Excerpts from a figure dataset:
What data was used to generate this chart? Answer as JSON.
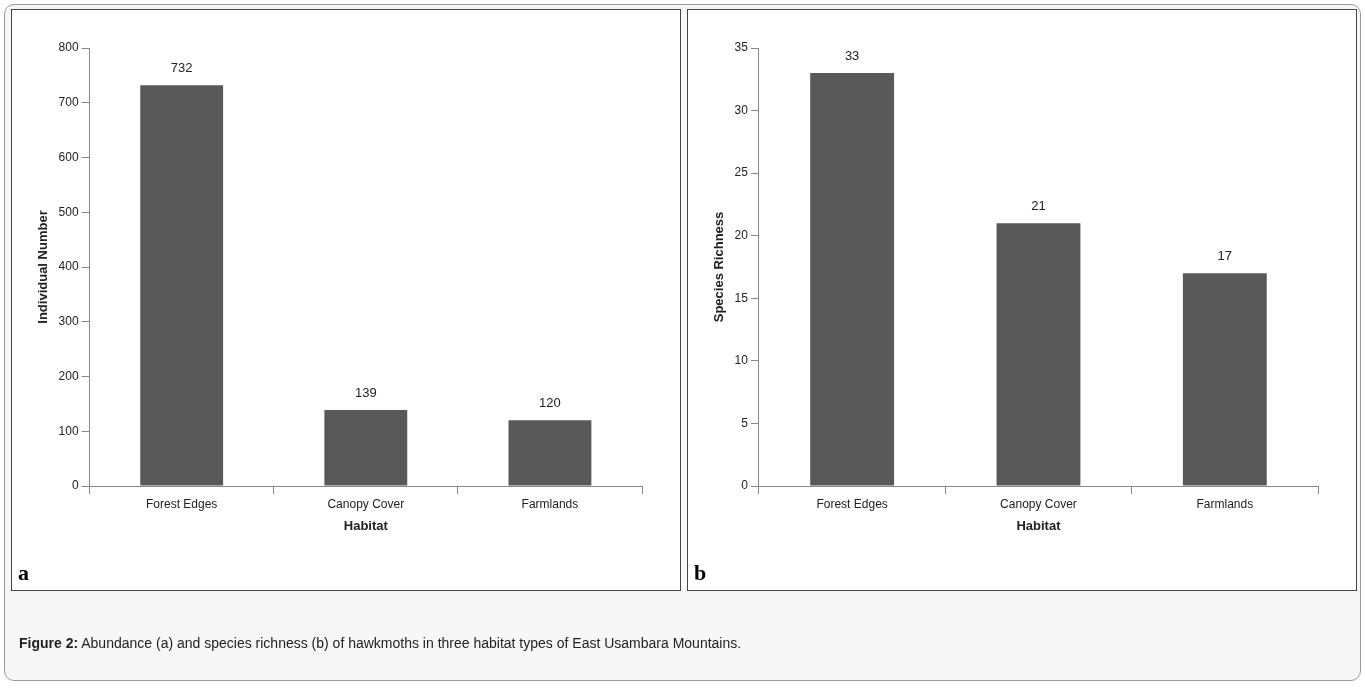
{
  "chart_data": [
    {
      "type": "bar",
      "categories": [
        "Forest Edges",
        "Canopy Cover",
        "Farmlands"
      ],
      "values": [
        732,
        139,
        120
      ],
      "color": "#595959",
      "xlabel": "Habitat",
      "ylabel": "Individual Number",
      "ylim": [
        0,
        800
      ],
      "yticks": [
        0,
        100,
        200,
        300,
        400,
        500,
        600,
        700,
        800
      ],
      "grid": false,
      "legend": false,
      "data_labels": true,
      "annotations": [
        "a"
      ]
    },
    {
      "type": "bar",
      "categories": [
        "Forest Edges",
        "Canopy Cover",
        "Farmlands"
      ],
      "values": [
        33,
        21,
        17
      ],
      "color": "#595959",
      "xlabel": "Habitat",
      "ylabel": "Species Richness",
      "ylim": [
        0,
        35
      ],
      "yticks": [
        0,
        5,
        10,
        15,
        20,
        25,
        30,
        35
      ],
      "grid": false,
      "legend": false,
      "data_labels": true,
      "annotations": [
        "b",
        "Figure 2: Abundance (a) and species richness (b) of hawkmoths in three habitat types of East Usambara Mountains."
      ]
    }
  ]
}
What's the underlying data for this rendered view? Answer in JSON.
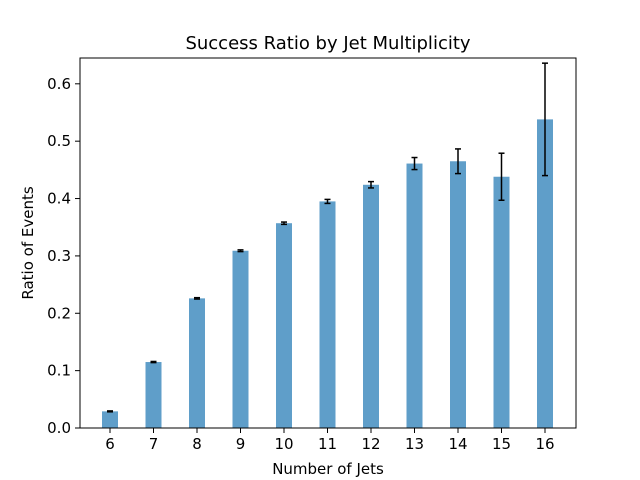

> **The exercise**
Repeat verbatim all the material, but not the pictures.

> **Written answer**
What data was used to generate this chart? Answer as JSON.
{
  "chart_data": [
    {
      "type": "bar",
      "categories": [
        "Forest Edges",
        "Canopy Cover",
        "Farmlands"
      ],
      "values": [
        732,
        139,
        120
      ],
      "color": "#595959",
      "xlabel": "Habitat",
      "ylabel": "Individual Number",
      "ylim": [
        0,
        800
      ],
      "yticks": [
        0,
        100,
        200,
        300,
        400,
        500,
        600,
        700,
        800
      ],
      "grid": false,
      "legend": false,
      "data_labels": true,
      "annotations": [
        "a"
      ]
    },
    {
      "type": "bar",
      "categories": [
        "Forest Edges",
        "Canopy Cover",
        "Farmlands"
      ],
      "values": [
        33,
        21,
        17
      ],
      "color": "#595959",
      "xlabel": "Habitat",
      "ylabel": "Species Richness",
      "ylim": [
        0,
        35
      ],
      "yticks": [
        0,
        5,
        10,
        15,
        20,
        25,
        30,
        35
      ],
      "grid": false,
      "legend": false,
      "data_labels": true,
      "annotations": [
        "b",
        "Figure 2: Abundance (a) and species richness (b) of hawkmoths in three habitat types of East Usambara Mountains."
      ]
    }
  ]
}
What's the underlying data for this rendered view? Answer in JSON.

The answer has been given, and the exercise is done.